** WHAT THE TASK REQUIRES **
Copy all of the material below exactly.

** DATA IN THIS EXERCISE **
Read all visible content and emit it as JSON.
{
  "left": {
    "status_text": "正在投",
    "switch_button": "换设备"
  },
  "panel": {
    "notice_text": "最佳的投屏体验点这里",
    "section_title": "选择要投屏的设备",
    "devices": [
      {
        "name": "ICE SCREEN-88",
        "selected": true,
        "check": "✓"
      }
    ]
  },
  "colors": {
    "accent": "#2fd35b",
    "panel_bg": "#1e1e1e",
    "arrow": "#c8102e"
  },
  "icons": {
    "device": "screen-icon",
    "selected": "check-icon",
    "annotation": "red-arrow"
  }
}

** COMPLETED EXERCISE **
Read all visible content and emit it as JSON.
{
  "left": {
    "status_text": "正在投",
    "switch_button": "换设备"
  },
  "panel": {
    "notice_text": "最佳的投屏体验点这里",
    "section_title": "选择要投屏的设备",
    "devices": [
      {
        "name": "ICE SCREEN-88",
        "selected": true,
        "check": "✓"
      }
    ]
  },
  "colors": {
    "accent": "#2fd35b",
    "panel_bg": "#1e1e1e",
    "arrow": "#c8102e"
  },
  "icons": {
    "device": "screen-icon",
    "selected": "check-icon",
    "annotation": "red-arrow"
  }
}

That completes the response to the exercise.